**Material**
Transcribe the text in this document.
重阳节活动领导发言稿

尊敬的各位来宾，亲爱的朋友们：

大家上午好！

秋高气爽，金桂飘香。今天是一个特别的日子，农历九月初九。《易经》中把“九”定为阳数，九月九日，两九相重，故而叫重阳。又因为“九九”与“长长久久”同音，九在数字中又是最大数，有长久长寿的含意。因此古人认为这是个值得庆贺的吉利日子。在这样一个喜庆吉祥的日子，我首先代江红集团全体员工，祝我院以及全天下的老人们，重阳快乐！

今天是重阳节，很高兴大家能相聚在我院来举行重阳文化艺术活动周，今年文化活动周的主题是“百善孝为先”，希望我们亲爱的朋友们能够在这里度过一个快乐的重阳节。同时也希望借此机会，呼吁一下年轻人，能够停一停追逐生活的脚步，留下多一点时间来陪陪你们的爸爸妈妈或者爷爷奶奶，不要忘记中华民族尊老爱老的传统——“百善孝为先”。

**Task statement**
Every entry should be printed again exactly as it stands.

**Correct result**
Transcribe the text in this document.
重阳节活动领导发言稿

尊敬的各位来宾，亲爱的朋友们：

大家上午好！

秋高气爽，金桂飘香。今天是一个特别的日子，农历九月初九。《易经》中把“九”定为阳数，九月九日，两九相重，故而叫重阳。又因为“九九”与“长长久久”同音，九在数字中又是最大数，有长久长寿的含意。因此古人认为这是个值得庆贺的吉利日子。在这样一个喜庆吉祥的日子，我首先代江红集团全体员工，祝我院以及全天下的老人们，重阳快乐！

今天是重阳节，很高兴大家能相聚在我院来举行重阳文化艺术活动周，今年文化活动周的主题是“百善孝为先”，希望我们亲爱的朋友们能够在这里度过一个快乐的重阳节。同时也希望借此机会，呼吁一下年轻人，能够停一停追逐生活的脚步，留下多一点时间来陪陪你们的爸爸妈妈或者爷爷奶奶，不要忘记中华民族尊老爱老的传统——“百善孝为先”。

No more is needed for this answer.